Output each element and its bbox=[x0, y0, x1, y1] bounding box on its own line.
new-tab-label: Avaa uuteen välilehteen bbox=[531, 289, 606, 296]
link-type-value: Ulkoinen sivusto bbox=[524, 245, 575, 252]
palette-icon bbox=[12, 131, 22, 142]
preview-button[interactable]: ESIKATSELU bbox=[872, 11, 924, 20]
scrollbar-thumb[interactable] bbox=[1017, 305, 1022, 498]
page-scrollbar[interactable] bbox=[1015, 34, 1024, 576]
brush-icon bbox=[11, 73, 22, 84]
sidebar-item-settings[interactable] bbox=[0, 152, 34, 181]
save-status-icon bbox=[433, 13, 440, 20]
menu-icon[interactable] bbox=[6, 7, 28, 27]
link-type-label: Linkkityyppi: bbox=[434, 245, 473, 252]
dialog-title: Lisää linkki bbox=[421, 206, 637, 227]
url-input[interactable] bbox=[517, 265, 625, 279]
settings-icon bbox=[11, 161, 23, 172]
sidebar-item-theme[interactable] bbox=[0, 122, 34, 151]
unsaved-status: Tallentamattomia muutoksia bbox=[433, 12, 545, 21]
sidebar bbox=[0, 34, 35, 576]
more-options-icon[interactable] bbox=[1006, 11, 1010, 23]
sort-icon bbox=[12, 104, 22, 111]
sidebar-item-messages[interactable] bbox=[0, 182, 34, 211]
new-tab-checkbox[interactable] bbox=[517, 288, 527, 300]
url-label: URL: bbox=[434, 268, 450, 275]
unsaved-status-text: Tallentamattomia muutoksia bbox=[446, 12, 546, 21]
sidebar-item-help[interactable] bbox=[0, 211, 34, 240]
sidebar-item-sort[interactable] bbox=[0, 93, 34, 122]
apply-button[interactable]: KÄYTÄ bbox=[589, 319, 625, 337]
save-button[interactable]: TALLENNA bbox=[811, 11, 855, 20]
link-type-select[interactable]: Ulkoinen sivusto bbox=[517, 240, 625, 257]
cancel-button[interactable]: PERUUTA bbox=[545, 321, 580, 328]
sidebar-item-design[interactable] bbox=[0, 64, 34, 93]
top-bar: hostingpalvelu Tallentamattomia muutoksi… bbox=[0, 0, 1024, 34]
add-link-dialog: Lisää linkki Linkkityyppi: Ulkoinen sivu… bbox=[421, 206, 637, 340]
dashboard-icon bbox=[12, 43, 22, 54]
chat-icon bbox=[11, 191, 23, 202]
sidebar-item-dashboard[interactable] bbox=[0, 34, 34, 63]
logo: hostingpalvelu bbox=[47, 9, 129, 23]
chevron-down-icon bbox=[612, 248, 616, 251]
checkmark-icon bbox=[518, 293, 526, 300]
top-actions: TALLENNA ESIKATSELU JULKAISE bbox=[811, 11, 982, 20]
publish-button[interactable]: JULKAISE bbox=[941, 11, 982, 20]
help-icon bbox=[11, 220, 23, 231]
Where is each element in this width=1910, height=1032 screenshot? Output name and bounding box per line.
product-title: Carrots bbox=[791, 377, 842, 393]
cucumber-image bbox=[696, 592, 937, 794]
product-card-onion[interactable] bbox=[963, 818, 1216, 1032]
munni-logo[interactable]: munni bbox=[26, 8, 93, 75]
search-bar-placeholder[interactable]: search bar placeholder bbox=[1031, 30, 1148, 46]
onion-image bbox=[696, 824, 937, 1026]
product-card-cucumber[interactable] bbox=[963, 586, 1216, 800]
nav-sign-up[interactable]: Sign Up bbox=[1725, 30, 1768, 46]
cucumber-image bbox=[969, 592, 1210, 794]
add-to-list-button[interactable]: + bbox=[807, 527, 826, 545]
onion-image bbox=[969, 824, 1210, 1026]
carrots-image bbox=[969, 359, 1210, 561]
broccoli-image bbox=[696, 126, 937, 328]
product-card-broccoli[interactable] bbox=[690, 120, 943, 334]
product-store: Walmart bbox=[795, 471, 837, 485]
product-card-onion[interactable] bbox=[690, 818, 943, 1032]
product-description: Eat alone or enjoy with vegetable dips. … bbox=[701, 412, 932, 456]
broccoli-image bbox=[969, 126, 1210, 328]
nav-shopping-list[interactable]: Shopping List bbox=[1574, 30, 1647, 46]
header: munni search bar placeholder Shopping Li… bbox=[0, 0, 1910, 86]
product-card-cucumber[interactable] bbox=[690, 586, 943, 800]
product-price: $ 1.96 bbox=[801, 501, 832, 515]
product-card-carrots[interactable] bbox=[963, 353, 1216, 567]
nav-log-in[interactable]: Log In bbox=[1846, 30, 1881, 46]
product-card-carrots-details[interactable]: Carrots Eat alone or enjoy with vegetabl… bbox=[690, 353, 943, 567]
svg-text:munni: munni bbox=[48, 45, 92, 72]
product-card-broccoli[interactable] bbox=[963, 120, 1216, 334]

WRITTEN EXERCISE:
Can you reproduce the listing from its first line through the line containing "scrollbar-thumb[interactable] bbox=[1017, 305, 1022, 498]", inclusive, swapping "Ulkoinen sivusto" for "Sisäinen sivu" and changing nothing else?

TASK SOLUTION:
Output each element and its bbox=[x0, y0, x1, y1] bounding box on its own line.
new-tab-label: Avaa uuteen välilehteen bbox=[531, 289, 606, 296]
link-type-value: Sisäinen sivu bbox=[524, 245, 575, 252]
palette-icon bbox=[12, 131, 22, 142]
preview-button[interactable]: ESIKATSELU bbox=[872, 11, 924, 20]
scrollbar-thumb[interactable] bbox=[1017, 305, 1022, 498]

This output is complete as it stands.